**Aim:** Pictures aside, write out every record exactly as it appears.

**Input records:**
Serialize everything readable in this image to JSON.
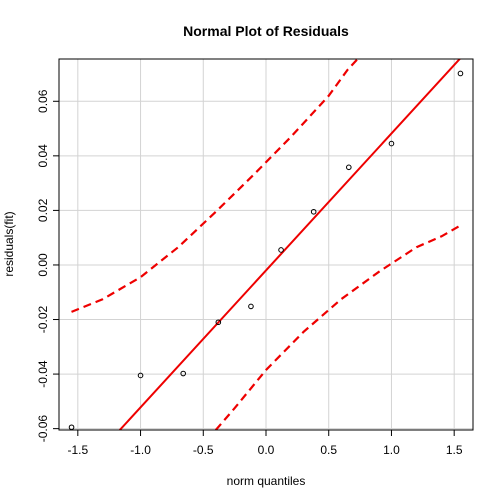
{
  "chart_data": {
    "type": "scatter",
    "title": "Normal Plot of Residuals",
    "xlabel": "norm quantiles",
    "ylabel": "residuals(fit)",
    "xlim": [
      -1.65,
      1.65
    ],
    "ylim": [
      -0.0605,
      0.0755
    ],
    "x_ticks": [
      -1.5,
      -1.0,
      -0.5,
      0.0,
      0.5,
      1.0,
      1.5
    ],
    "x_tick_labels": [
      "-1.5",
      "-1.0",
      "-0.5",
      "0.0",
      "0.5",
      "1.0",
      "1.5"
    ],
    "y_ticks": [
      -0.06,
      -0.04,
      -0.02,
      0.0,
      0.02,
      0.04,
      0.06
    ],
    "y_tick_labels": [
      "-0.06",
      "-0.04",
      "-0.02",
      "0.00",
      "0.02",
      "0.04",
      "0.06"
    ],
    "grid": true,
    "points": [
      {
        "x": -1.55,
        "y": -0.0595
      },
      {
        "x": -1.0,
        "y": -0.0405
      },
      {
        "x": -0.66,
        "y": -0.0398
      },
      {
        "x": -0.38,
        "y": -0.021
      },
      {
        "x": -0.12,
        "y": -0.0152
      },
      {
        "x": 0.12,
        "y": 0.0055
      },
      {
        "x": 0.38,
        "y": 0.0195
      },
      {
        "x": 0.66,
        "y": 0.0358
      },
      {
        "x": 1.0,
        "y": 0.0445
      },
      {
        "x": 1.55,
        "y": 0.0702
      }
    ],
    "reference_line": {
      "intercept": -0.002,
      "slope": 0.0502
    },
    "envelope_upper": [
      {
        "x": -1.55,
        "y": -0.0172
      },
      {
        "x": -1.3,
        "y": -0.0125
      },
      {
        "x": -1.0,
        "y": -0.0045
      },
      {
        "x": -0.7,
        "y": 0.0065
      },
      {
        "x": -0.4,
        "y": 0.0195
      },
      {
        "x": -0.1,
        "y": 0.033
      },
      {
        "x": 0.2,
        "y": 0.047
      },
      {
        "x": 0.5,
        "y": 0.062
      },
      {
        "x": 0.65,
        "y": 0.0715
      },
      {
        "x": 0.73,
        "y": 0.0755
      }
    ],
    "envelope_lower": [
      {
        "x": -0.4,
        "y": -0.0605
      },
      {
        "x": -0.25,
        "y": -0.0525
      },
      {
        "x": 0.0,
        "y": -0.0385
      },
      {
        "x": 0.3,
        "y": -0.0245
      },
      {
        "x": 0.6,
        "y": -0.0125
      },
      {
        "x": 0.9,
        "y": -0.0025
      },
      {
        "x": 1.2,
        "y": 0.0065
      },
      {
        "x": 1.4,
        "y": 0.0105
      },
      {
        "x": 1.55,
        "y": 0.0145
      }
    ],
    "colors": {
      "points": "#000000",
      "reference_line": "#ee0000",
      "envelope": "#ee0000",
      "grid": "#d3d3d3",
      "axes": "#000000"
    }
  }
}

**Expected output:**
Serialize everything readable in this image to JSON.
{
  "chart_data": {
    "type": "scatter",
    "title": "Normal Plot of Residuals",
    "xlabel": "norm quantiles",
    "ylabel": "residuals(fit)",
    "xlim": [
      -1.65,
      1.65
    ],
    "ylim": [
      -0.0605,
      0.0755
    ],
    "x_ticks": [
      -1.5,
      -1.0,
      -0.5,
      0.0,
      0.5,
      1.0,
      1.5
    ],
    "x_tick_labels": [
      "-1.5",
      "-1.0",
      "-0.5",
      "0.0",
      "0.5",
      "1.0",
      "1.5"
    ],
    "y_ticks": [
      -0.06,
      -0.04,
      -0.02,
      0.0,
      0.02,
      0.04,
      0.06
    ],
    "y_tick_labels": [
      "-0.06",
      "-0.04",
      "-0.02",
      "0.00",
      "0.02",
      "0.04",
      "0.06"
    ],
    "grid": true,
    "points": [
      {
        "x": -1.55,
        "y": -0.0595
      },
      {
        "x": -1.0,
        "y": -0.0405
      },
      {
        "x": -0.66,
        "y": -0.0398
      },
      {
        "x": -0.38,
        "y": -0.021
      },
      {
        "x": -0.12,
        "y": -0.0152
      },
      {
        "x": 0.12,
        "y": 0.0055
      },
      {
        "x": 0.38,
        "y": 0.0195
      },
      {
        "x": 0.66,
        "y": 0.0358
      },
      {
        "x": 1.0,
        "y": 0.0445
      },
      {
        "x": 1.55,
        "y": 0.0702
      }
    ],
    "reference_line": {
      "intercept": -0.002,
      "slope": 0.0502
    },
    "envelope_upper": [
      {
        "x": -1.55,
        "y": -0.0172
      },
      {
        "x": -1.3,
        "y": -0.0125
      },
      {
        "x": -1.0,
        "y": -0.0045
      },
      {
        "x": -0.7,
        "y": 0.0065
      },
      {
        "x": -0.4,
        "y": 0.0195
      },
      {
        "x": -0.1,
        "y": 0.033
      },
      {
        "x": 0.2,
        "y": 0.047
      },
      {
        "x": 0.5,
        "y": 0.062
      },
      {
        "x": 0.65,
        "y": 0.0715
      },
      {
        "x": 0.73,
        "y": 0.0755
      }
    ],
    "envelope_lower": [
      {
        "x": -0.4,
        "y": -0.0605
      },
      {
        "x": -0.25,
        "y": -0.0525
      },
      {
        "x": 0.0,
        "y": -0.0385
      },
      {
        "x": 0.3,
        "y": -0.0245
      },
      {
        "x": 0.6,
        "y": -0.0125
      },
      {
        "x": 0.9,
        "y": -0.0025
      },
      {
        "x": 1.2,
        "y": 0.0065
      },
      {
        "x": 1.4,
        "y": 0.0105
      },
      {
        "x": 1.55,
        "y": 0.0145
      }
    ],
    "colors": {
      "points": "#000000",
      "reference_line": "#ee0000",
      "envelope": "#ee0000",
      "grid": "#d3d3d3",
      "axes": "#000000"
    }
  }
}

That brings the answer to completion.